**Challenge**
Wherever the string "text" occurs in a line of these records, report that line.

—————

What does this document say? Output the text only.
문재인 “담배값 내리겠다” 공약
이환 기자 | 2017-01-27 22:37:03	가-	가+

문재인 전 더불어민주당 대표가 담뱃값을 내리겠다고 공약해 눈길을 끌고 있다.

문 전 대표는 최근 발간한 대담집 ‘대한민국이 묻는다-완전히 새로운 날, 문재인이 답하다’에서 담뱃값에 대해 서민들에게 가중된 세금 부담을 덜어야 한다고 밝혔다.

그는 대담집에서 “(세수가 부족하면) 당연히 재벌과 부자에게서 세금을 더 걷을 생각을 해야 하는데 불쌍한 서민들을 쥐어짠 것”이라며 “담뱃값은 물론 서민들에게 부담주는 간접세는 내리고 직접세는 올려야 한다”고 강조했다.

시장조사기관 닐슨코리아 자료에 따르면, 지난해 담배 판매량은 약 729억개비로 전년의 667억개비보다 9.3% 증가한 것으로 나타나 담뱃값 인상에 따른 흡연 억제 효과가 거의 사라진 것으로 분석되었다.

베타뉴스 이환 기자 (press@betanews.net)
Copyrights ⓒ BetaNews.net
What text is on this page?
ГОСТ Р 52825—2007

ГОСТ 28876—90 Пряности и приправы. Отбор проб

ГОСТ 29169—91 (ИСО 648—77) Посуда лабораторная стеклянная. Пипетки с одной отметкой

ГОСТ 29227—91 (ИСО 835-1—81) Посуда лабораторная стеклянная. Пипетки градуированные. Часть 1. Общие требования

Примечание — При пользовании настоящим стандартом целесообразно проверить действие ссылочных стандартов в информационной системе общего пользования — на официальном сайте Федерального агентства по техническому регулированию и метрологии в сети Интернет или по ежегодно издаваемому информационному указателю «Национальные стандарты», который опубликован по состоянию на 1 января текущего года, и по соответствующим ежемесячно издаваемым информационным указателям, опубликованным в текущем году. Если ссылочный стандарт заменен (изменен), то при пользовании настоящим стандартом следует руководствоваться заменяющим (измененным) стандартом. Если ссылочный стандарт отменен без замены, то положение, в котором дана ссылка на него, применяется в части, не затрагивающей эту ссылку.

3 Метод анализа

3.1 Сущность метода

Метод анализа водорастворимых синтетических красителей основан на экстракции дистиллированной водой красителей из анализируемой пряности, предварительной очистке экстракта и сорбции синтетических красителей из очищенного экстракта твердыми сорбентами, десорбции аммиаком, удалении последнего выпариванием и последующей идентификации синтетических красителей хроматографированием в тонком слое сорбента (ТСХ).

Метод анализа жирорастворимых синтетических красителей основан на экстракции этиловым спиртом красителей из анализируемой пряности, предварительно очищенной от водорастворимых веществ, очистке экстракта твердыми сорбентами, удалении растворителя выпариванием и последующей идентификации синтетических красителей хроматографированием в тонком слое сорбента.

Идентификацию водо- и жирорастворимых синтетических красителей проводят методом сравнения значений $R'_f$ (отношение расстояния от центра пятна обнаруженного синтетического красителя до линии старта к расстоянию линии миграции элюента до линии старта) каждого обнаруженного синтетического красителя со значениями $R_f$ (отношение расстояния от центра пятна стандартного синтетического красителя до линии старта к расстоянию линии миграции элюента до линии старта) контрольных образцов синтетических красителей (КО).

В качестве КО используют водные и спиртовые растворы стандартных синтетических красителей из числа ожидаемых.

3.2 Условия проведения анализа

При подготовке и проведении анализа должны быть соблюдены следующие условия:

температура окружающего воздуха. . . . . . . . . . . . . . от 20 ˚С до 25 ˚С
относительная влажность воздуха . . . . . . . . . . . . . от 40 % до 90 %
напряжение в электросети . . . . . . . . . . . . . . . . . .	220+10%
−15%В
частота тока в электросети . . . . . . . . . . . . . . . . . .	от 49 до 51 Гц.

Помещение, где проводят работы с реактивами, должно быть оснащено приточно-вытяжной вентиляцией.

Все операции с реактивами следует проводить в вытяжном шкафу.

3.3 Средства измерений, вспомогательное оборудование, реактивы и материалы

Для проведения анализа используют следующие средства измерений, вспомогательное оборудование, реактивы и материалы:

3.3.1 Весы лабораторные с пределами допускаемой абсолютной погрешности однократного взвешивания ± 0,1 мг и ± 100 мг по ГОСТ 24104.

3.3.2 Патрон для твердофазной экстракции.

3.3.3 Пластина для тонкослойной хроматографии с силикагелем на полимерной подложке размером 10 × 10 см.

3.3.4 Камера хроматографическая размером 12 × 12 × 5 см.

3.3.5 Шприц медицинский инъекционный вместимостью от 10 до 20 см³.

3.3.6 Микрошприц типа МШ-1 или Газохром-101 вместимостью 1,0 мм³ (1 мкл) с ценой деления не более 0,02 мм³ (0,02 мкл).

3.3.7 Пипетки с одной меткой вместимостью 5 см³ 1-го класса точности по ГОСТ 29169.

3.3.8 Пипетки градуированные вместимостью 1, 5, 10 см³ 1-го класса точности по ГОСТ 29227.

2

—————

**Solution to the exercise**
What does this document say? Output the text only.
What text is on this page?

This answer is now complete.